Work to complete —
Retype the listing that follows, word for word.

[Stored records]
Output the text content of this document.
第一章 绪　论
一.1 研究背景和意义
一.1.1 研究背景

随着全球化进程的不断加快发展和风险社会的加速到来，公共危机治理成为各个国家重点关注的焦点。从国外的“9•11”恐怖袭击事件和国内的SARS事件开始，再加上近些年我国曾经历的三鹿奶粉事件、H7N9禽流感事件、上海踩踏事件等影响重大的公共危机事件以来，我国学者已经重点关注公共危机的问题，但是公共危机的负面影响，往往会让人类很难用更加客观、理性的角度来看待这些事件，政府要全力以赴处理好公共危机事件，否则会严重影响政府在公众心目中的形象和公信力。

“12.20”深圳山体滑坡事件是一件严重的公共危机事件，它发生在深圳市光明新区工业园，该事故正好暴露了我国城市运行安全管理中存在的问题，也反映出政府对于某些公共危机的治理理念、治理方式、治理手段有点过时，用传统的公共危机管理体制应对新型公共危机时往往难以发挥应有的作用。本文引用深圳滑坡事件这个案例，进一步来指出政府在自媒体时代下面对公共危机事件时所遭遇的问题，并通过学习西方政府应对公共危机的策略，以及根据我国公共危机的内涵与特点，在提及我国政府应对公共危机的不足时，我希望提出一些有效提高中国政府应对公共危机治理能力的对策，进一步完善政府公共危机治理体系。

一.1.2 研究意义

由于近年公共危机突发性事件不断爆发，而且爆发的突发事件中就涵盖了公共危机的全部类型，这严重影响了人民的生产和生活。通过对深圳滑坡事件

Task response —
Output the text content of this document.
第一章 绪　论
一.1 研究背景和意义
一.1.1 研究背景

随着全球化进程的不断加快发展和风险社会的加速到来，公共危机治理成为各个国家重点关注的焦点。从国外的“9•11”恐怖袭击事件和国内的SARS事件开始，再加上近些年我国曾经历的三鹿奶粉事件、H7N9禽流感事件、上海踩踏事件等影响重大的公共危机事件以来，我国学者已经重点关注公共危机的问题，但是公共危机的负面影响，往往会让人类很难用更加客观、理性的角度来看待这些事件，政府要全力以赴处理好公共危机事件，否则会严重影响政府在公众心目中的形象和公信力。

“12.20”深圳山体滑坡事件是一件严重的公共危机事件，它发生在深圳市光明新区工业园，该事故正好暴露了我国城市运行安全管理中存在的问题，也反映出政府对于某些公共危机的治理理念、治理方式、治理手段有点过时，用传统的公共危机管理体制应对新型公共危机时往往难以发挥应有的作用。本文引用深圳滑坡事件这个案例，进一步来指出政府在自媒体时代下面对公共危机事件时所遭遇的问题，并通过学习西方政府应对公共危机的策略，以及根据我国公共危机的内涵与特点，在提及我国政府应对公共危机的不足时，我希望提出一些有效提高中国政府应对公共危机治理能力的对策，进一步完善政府公共危机治理体系。

一.1.2 研究意义

由于近年公共危机突发性事件不断爆发，而且爆发的突发事件中就涵盖了公共危机的全部类型，这严重影响了人民的生产和生活。通过对深圳滑坡事件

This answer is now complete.